# Brief
Go through the entries below and collect each line with the string "sont" in it.

# Listed entries

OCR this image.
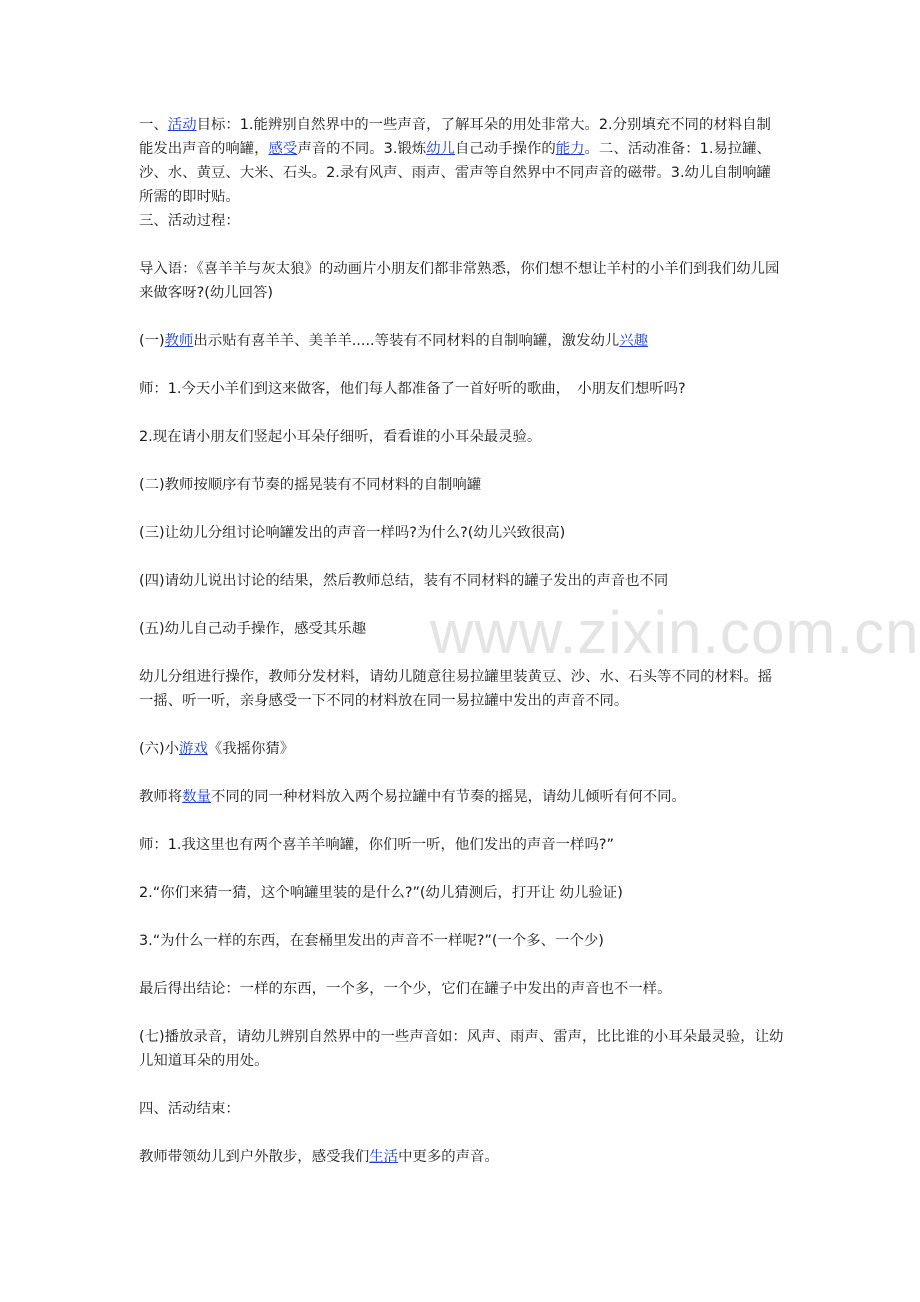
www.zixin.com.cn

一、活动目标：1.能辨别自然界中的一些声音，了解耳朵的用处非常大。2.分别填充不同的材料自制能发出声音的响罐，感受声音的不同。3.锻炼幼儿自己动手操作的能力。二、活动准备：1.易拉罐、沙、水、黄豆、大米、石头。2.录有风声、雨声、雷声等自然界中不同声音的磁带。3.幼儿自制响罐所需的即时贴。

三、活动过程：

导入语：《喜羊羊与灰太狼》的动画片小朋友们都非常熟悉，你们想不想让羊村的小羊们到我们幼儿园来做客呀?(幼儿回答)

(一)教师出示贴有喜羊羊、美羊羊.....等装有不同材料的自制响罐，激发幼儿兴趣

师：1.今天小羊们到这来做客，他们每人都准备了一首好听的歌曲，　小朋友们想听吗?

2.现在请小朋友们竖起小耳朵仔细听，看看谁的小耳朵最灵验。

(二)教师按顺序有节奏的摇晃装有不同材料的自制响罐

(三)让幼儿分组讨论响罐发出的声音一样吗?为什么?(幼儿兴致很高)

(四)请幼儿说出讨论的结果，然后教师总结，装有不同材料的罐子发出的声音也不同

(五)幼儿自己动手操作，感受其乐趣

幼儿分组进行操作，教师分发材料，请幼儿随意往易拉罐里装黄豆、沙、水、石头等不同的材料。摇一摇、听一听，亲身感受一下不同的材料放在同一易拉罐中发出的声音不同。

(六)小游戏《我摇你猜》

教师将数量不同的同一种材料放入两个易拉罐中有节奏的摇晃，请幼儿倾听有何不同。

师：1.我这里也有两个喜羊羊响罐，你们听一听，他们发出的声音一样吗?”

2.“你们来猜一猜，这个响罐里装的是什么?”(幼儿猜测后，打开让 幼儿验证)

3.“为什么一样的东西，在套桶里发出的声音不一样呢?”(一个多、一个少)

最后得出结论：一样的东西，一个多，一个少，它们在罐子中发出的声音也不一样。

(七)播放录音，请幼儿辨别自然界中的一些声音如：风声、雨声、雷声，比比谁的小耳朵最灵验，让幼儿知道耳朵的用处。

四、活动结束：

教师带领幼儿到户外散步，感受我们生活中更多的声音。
* * *
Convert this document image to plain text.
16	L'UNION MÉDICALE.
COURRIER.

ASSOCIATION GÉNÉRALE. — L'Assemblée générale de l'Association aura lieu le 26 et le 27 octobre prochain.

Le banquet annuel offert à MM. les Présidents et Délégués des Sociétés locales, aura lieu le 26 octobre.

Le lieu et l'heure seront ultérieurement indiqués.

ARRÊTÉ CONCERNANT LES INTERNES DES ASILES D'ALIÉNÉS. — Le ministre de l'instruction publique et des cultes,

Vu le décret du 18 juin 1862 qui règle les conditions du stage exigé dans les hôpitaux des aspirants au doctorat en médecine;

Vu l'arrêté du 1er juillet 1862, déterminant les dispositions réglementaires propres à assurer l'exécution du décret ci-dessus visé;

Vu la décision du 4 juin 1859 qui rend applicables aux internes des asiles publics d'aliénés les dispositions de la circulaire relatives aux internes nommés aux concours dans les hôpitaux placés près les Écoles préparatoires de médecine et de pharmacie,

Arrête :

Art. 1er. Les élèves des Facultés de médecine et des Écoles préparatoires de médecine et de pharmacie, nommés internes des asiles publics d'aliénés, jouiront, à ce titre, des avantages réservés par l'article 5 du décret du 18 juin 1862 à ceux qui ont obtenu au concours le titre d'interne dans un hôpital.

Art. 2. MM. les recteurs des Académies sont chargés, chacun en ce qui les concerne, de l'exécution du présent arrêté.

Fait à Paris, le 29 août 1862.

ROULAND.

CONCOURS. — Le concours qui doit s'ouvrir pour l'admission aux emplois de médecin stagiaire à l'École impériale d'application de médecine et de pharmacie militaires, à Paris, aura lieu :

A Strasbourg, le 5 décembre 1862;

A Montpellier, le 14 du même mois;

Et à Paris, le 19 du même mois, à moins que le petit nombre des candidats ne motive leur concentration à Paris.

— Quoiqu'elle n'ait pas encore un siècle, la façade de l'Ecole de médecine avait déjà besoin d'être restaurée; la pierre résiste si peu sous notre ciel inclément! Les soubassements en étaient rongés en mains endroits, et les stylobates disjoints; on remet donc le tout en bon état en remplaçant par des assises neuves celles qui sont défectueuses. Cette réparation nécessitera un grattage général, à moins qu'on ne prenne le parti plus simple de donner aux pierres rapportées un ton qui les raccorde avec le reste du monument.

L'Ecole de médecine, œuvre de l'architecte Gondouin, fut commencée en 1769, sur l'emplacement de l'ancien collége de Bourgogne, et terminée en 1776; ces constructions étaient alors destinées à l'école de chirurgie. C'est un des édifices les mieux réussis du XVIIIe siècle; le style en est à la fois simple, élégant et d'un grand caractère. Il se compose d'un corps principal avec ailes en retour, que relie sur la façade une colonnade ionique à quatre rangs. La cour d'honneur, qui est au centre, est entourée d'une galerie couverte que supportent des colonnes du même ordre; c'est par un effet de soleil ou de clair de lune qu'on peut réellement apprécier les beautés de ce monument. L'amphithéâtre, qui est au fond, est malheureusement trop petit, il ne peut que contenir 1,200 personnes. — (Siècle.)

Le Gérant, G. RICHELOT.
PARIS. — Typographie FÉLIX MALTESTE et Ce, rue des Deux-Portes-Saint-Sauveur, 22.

# Task answer
Art. 2. MM. les recteurs des Académies sont chargés, chacun en ce qui les concerne, de l'exécution du présent arrêté.
— Quoiqu'elle n'ait pas encore un siècle, la façade de l'Ecole de médecine avait déjà besoin d'être restaurée; la pierre résiste si peu sous notre ciel inclément! Les soubassements en étaient rongés en mains endroits, et les stylobates disjoints; on remet donc le tout en bon état en remplaçant par des assises neuves celles qui sont défectueuses. Cette réparation nécessitera un grattage général, à moins qu'on ne prenne le parti plus simple de donner aux pierres rapportées un ton qui les raccorde avec le reste du monument.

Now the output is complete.